• **Data supplied**

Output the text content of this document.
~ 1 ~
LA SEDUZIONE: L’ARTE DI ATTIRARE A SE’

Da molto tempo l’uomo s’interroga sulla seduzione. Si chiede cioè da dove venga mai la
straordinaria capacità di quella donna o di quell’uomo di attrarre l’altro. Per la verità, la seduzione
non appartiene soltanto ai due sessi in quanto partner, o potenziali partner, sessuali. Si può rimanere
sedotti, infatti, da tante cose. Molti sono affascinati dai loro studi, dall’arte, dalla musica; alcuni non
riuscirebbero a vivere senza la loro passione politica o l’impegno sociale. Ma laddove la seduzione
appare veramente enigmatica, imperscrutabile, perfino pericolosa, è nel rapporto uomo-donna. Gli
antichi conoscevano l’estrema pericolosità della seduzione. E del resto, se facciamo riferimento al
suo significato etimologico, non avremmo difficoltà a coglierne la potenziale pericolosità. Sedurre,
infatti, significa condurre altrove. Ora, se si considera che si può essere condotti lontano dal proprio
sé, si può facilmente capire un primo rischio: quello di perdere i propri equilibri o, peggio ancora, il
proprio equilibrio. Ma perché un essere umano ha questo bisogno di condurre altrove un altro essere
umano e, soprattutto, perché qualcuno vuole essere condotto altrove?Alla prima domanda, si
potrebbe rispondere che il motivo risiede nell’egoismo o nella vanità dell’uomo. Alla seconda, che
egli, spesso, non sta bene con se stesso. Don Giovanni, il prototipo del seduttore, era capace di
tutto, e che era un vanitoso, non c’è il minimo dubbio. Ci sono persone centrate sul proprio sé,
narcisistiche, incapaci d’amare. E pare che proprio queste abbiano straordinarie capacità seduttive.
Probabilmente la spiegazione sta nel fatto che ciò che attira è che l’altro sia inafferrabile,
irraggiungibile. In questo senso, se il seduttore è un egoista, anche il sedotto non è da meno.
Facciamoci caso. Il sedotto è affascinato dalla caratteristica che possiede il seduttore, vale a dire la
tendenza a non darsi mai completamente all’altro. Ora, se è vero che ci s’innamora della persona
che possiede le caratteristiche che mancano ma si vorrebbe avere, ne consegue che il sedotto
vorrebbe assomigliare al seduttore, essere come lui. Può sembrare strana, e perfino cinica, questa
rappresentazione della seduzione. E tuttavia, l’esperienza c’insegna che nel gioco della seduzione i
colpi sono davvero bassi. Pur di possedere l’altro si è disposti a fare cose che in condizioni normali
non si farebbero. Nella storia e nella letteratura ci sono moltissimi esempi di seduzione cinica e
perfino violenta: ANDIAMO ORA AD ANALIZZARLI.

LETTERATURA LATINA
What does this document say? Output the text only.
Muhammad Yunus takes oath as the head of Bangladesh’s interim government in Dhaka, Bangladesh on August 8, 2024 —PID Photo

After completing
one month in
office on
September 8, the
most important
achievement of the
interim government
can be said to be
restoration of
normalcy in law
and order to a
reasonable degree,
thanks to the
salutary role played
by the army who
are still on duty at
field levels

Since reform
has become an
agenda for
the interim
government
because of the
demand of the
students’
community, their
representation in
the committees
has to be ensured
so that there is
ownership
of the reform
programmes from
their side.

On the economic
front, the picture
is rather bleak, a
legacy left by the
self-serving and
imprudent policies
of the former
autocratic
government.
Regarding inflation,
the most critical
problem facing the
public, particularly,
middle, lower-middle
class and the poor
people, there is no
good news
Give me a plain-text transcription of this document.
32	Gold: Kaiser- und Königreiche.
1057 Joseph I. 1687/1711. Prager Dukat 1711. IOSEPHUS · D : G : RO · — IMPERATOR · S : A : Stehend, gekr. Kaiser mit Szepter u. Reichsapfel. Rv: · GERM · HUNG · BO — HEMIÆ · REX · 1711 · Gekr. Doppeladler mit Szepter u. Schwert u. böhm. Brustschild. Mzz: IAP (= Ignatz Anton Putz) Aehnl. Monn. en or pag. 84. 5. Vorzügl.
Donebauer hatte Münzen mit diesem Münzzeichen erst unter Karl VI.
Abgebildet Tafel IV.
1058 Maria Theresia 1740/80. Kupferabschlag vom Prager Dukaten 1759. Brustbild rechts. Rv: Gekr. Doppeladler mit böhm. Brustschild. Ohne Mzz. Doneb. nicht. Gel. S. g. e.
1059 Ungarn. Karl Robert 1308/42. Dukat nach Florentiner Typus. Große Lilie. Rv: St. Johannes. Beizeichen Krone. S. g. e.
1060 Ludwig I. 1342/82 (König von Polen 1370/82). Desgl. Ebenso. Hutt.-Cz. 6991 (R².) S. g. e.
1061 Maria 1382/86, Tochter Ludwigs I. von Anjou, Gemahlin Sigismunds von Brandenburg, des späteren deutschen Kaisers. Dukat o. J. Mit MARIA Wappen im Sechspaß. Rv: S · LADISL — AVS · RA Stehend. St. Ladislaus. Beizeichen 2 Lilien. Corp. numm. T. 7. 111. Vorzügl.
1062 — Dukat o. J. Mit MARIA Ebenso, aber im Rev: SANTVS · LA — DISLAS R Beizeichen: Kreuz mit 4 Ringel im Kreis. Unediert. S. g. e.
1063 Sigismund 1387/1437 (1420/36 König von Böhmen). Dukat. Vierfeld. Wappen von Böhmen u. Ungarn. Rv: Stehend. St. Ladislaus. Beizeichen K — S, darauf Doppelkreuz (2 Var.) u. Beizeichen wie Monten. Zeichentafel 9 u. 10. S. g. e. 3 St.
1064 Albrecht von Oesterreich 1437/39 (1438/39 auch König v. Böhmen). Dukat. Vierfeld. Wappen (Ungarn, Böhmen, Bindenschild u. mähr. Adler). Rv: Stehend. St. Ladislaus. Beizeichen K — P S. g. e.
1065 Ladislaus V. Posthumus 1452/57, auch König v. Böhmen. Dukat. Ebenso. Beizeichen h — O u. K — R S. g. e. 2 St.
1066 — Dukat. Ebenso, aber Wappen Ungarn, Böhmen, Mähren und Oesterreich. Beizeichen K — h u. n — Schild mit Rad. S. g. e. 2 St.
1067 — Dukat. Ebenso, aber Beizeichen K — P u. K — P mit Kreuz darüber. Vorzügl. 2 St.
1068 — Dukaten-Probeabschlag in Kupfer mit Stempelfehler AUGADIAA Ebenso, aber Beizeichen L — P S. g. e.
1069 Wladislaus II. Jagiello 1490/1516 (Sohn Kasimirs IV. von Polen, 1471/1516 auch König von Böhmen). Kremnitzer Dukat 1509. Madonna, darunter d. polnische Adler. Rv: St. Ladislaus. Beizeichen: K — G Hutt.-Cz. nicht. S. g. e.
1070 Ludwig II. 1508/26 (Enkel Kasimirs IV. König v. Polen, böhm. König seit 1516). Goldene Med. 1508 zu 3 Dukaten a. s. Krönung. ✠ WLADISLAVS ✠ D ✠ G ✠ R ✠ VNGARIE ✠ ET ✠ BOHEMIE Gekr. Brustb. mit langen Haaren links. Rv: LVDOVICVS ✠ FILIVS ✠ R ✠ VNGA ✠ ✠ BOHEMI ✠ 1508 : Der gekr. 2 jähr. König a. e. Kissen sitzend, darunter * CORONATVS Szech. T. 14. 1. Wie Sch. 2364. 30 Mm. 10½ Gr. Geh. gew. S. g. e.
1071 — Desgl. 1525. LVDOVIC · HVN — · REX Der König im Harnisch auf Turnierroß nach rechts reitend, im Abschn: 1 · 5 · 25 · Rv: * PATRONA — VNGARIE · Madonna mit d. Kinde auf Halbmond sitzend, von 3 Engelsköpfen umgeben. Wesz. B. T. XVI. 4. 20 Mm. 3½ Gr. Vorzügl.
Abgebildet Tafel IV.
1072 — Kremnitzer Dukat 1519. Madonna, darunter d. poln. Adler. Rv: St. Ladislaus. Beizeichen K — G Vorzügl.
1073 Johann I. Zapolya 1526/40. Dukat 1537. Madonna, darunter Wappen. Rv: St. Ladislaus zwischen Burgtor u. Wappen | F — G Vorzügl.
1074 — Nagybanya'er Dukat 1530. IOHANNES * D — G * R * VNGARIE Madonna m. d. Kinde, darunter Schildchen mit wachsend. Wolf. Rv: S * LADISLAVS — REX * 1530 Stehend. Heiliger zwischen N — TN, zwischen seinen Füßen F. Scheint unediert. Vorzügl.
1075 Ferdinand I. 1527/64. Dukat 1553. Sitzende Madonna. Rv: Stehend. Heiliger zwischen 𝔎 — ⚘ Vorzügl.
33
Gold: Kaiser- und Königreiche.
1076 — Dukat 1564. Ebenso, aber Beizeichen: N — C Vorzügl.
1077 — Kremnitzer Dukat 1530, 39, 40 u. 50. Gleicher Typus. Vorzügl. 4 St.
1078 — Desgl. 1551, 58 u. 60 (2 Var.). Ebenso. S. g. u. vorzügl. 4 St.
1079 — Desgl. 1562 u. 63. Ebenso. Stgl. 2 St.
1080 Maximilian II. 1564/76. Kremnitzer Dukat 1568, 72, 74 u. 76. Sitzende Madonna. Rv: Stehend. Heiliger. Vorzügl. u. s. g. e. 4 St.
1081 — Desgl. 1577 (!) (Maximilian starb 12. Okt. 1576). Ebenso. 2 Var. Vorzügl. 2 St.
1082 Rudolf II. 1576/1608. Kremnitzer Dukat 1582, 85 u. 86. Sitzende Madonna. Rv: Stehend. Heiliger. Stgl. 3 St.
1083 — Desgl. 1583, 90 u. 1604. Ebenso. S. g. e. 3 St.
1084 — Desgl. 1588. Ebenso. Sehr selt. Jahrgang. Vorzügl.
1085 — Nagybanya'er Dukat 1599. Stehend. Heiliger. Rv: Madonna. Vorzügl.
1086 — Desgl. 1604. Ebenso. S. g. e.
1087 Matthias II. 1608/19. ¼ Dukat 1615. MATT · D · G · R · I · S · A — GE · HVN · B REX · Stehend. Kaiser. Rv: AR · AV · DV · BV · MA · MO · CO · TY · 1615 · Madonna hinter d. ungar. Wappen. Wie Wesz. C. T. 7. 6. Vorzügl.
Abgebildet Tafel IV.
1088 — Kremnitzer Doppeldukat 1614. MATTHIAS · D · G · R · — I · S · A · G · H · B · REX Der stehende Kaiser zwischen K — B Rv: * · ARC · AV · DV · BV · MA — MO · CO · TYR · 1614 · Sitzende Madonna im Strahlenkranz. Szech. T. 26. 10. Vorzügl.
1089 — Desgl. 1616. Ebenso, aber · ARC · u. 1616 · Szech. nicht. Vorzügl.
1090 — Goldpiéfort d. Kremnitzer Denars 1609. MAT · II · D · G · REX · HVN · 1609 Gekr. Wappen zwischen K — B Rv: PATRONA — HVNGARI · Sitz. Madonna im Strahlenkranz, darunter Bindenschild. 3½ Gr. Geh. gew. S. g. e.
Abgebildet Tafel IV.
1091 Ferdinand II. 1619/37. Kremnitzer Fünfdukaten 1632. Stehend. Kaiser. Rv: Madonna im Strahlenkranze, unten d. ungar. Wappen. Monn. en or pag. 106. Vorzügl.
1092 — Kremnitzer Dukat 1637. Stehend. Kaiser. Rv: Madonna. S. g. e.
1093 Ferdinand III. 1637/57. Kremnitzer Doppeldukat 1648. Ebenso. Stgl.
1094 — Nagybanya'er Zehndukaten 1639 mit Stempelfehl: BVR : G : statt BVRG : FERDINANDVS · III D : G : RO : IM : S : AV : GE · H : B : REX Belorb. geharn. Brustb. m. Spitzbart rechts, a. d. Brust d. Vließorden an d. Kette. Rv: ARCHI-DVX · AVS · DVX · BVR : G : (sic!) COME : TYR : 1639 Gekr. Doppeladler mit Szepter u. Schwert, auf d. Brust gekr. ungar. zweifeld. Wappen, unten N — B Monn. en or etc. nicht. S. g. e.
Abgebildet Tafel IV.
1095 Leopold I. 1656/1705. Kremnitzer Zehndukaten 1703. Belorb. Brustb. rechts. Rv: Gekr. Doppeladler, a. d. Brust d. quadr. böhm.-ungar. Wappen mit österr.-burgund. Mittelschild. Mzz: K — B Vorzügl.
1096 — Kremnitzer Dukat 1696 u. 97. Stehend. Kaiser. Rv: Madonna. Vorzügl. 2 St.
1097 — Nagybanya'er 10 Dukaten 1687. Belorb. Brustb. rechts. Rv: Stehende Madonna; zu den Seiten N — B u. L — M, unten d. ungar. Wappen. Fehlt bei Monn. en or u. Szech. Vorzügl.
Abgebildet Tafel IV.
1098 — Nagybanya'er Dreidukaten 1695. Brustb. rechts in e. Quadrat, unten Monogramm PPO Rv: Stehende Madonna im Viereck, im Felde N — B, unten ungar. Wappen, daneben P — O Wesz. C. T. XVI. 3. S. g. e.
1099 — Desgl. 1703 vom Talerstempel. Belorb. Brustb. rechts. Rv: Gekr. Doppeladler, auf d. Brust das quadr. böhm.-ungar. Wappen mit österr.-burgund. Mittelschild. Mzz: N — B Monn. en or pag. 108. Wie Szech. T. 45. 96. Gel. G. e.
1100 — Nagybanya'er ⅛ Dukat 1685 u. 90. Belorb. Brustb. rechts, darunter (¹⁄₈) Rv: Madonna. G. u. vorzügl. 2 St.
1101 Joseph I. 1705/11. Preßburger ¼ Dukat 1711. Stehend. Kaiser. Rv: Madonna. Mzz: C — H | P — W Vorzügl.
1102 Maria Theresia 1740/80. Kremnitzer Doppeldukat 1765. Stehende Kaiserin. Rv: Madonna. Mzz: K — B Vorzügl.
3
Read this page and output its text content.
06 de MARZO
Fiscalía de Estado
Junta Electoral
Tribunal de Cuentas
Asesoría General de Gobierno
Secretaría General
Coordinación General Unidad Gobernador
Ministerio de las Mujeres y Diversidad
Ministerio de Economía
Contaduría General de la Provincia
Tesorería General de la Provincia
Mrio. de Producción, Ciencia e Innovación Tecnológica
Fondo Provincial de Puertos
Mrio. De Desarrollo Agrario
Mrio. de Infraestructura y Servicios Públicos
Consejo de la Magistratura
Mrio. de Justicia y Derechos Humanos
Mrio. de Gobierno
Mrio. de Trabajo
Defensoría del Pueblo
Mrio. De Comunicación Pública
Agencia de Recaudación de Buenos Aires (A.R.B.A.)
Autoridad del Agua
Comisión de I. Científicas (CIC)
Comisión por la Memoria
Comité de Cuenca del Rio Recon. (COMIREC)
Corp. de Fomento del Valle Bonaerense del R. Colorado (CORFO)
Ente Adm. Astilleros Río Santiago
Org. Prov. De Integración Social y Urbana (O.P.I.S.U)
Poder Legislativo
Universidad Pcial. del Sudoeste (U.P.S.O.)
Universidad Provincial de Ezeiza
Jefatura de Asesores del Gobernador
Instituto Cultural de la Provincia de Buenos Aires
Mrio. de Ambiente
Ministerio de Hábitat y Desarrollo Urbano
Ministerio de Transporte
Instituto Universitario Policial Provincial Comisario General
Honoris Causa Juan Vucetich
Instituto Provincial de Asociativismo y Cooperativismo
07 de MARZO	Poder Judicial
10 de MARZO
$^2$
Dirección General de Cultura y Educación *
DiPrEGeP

• **Task details**
Return every line from the records above that holds the word "Doppeldukat".

• **Reply to the task**
1088 — Kremnitzer Doppeldukat 1614. MATTHIAS · D · G · R · — I · S · A · G · H · B · REX Der stehende Kaiser zwischen K — B Rv: * · ARC · AV · DV · BV · MA — MO · CO · TYR · 1614 · Sitzende Madonna im Strahlenkranz. Szech. T. 26. 10. Vorzügl.
1093 Ferdinand III. 1637/57. Kremnitzer Doppeldukat 1648. Ebenso. Stgl.
1102 Maria Theresia 1740/80. Kremnitzer Doppeldukat 1765. Stehende Kaiserin. Rv: Madonna. Mzz: K — B Vorzügl.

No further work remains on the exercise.